| Materials provided |

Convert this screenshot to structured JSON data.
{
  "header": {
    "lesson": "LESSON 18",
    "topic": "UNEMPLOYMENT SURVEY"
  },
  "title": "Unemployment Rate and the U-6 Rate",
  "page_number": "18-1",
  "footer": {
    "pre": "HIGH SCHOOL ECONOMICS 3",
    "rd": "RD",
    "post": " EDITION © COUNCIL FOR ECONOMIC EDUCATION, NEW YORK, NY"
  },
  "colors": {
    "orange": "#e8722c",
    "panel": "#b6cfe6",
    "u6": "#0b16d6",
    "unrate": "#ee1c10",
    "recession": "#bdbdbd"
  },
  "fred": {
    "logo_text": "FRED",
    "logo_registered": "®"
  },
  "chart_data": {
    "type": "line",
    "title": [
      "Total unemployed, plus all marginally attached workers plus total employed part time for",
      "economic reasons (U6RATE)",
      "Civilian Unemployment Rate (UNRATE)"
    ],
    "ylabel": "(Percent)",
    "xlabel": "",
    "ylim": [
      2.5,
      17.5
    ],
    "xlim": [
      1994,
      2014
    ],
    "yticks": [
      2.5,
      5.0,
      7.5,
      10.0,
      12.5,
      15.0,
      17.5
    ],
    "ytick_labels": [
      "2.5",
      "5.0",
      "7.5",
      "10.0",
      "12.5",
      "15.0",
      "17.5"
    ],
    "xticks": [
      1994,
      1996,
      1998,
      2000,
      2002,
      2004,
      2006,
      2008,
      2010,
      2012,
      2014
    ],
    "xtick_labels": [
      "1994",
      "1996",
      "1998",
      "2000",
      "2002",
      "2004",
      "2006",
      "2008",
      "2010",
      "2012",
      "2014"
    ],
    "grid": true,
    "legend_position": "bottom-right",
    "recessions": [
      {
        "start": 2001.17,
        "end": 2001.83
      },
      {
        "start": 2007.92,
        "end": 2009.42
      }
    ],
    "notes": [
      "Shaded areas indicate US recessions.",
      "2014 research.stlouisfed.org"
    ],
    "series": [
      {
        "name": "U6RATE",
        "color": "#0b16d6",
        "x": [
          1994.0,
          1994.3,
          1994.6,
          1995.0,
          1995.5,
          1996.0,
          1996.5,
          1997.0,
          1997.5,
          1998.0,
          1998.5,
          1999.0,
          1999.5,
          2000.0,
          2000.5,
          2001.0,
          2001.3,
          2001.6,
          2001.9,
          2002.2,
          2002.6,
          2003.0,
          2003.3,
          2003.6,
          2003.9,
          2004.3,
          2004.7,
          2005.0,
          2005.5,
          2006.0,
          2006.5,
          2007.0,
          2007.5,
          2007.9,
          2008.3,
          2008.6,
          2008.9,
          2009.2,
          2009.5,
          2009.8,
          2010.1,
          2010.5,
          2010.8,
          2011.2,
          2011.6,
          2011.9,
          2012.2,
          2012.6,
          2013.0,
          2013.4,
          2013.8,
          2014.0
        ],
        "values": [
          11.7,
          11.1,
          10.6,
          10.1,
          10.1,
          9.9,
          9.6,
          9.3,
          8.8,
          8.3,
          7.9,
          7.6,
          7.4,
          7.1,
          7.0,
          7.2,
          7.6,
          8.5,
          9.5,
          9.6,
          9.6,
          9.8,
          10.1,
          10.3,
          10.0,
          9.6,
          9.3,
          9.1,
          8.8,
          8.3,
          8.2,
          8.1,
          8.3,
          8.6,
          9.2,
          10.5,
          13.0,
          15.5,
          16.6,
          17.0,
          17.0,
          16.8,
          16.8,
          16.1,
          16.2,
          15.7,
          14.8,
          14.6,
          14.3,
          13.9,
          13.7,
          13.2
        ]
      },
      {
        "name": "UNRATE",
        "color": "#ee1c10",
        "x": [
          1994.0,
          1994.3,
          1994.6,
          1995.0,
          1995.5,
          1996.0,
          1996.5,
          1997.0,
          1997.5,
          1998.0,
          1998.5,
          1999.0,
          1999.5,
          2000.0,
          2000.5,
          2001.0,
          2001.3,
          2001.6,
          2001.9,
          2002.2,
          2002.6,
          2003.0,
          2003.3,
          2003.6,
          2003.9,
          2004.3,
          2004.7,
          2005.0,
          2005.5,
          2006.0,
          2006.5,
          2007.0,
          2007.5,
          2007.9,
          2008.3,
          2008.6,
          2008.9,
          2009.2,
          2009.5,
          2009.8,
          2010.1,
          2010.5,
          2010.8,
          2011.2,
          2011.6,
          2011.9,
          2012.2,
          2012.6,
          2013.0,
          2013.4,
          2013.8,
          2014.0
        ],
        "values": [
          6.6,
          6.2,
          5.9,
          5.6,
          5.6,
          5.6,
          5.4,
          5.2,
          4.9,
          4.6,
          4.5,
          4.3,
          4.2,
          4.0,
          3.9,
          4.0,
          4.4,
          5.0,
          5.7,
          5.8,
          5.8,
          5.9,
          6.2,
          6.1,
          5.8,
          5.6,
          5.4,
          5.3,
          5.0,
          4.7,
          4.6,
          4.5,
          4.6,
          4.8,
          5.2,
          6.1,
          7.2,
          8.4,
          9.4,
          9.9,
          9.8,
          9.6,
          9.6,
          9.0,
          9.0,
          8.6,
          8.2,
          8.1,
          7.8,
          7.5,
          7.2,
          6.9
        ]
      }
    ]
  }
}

| Short task |
Print all of the entries again, exactly as written.

| Correct response |
Convert this screenshot to structured JSON data.
{
  "header": {
    "lesson": "LESSON 18",
    "topic": "UNEMPLOYMENT SURVEY"
  },
  "title": "Unemployment Rate and the U-6 Rate",
  "page_number": "18-1",
  "footer": {
    "pre": "HIGH SCHOOL ECONOMICS 3",
    "rd": "RD",
    "post": " EDITION © COUNCIL FOR ECONOMIC EDUCATION, NEW YORK, NY"
  },
  "colors": {
    "orange": "#e8722c",
    "panel": "#b6cfe6",
    "u6": "#0b16d6",
    "unrate": "#ee1c10",
    "recession": "#bdbdbd"
  },
  "fred": {
    "logo_text": "FRED",
    "logo_registered": "®"
  },
  "chart_data": {
    "type": "line",
    "title": [
      "Total unemployed, plus all marginally attached workers plus total employed part time for",
      "economic reasons (U6RATE)",
      "Civilian Unemployment Rate (UNRATE)"
    ],
    "ylabel": "(Percent)",
    "xlabel": "",
    "ylim": [
      2.5,
      17.5
    ],
    "xlim": [
      1994,
      2014
    ],
    "yticks": [
      2.5,
      5.0,
      7.5,
      10.0,
      12.5,
      15.0,
      17.5
    ],
    "ytick_labels": [
      "2.5",
      "5.0",
      "7.5",
      "10.0",
      "12.5",
      "15.0",
      "17.5"
    ],
    "xticks": [
      1994,
      1996,
      1998,
      2000,
      2002,
      2004,
      2006,
      2008,
      2010,
      2012,
      2014
    ],
    "xtick_labels": [
      "1994",
      "1996",
      "1998",
      "2000",
      "2002",
      "2004",
      "2006",
      "2008",
      "2010",
      "2012",
      "2014"
    ],
    "grid": true,
    "legend_position": "bottom-right",
    "recessions": [
      {
        "start": 2001.17,
        "end": 2001.83
      },
      {
        "start": 2007.92,
        "end": 2009.42
      }
    ],
    "notes": [
      "Shaded areas indicate US recessions.",
      "2014 research.stlouisfed.org"
    ],
    "series": [
      {
        "name": "U6RATE",
        "color": "#0b16d6",
        "x": [
          1994.0,
          1994.3,
          1994.6,
          1995.0,
          1995.5,
          1996.0,
          1996.5,
          1997.0,
          1997.5,
          1998.0,
          1998.5,
          1999.0,
          1999.5,
          2000.0,
          2000.5,
          2001.0,
          2001.3,
          2001.6,
          2001.9,
          2002.2,
          2002.6,
          2003.0,
          2003.3,
          2003.6,
          2003.9,
          2004.3,
          2004.7,
          2005.0,
          2005.5,
          2006.0,
          2006.5,
          2007.0,
          2007.5,
          2007.9,
          2008.3,
          2008.6,
          2008.9,
          2009.2,
          2009.5,
          2009.8,
          2010.1,
          2010.5,
          2010.8,
          2011.2,
          2011.6,
          2011.9,
          2012.2,
          2012.6,
          2013.0,
          2013.4,
          2013.8,
          2014.0
        ],
        "values": [
          11.7,
          11.1,
          10.6,
          10.1,
          10.1,
          9.9,
          9.6,
          9.3,
          8.8,
          8.3,
          7.9,
          7.6,
          7.4,
          7.1,
          7.0,
          7.2,
          7.6,
          8.5,
          9.5,
          9.6,
          9.6,
          9.8,
          10.1,
          10.3,
          10.0,
          9.6,
          9.3,
          9.1,
          8.8,
          8.3,
          8.2,
          8.1,
          8.3,
          8.6,
          9.2,
          10.5,
          13.0,
          15.5,
          16.6,
          17.0,
          17.0,
          16.8,
          16.8,
          16.1,
          16.2,
          15.7,
          14.8,
          14.6,
          14.3,
          13.9,
          13.7,
          13.2
        ]
      },
      {
        "name": "UNRATE",
        "color": "#ee1c10",
        "x": [
          1994.0,
          1994.3,
          1994.6,
          1995.0,
          1995.5,
          1996.0,
          1996.5,
          1997.0,
          1997.5,
          1998.0,
          1998.5,
          1999.0,
          1999.5,
          2000.0,
          2000.5,
          2001.0,
          2001.3,
          2001.6,
          2001.9,
          2002.2,
          2002.6,
          2003.0,
          2003.3,
          2003.6,
          2003.9,
          2004.3,
          2004.7,
          2005.0,
          2005.5,
          2006.0,
          2006.5,
          2007.0,
          2007.5,
          2007.9,
          2008.3,
          2008.6,
          2008.9,
          2009.2,
          2009.5,
          2009.8,
          2010.1,
          2010.5,
          2010.8,
          2011.2,
          2011.6,
          2011.9,
          2012.2,
          2012.6,
          2013.0,
          2013.4,
          2013.8,
          2014.0
        ],
        "values": [
          6.6,
          6.2,
          5.9,
          5.6,
          5.6,
          5.6,
          5.4,
          5.2,
          4.9,
          4.6,
          4.5,
          4.3,
          4.2,
          4.0,
          3.9,
          4.0,
          4.4,
          5.0,
          5.7,
          5.8,
          5.8,
          5.9,
          6.2,
          6.1,
          5.8,
          5.6,
          5.4,
          5.3,
          5.0,
          4.7,
          4.6,
          4.5,
          4.6,
          4.8,
          5.2,
          6.1,
          7.2,
          8.4,
          9.4,
          9.9,
          9.8,
          9.6,
          9.6,
          9.0,
          9.0,
          8.6,
          8.2,
          8.1,
          7.8,
          7.5,
          7.2,
          6.9
        ]
      }
    ]
  }
}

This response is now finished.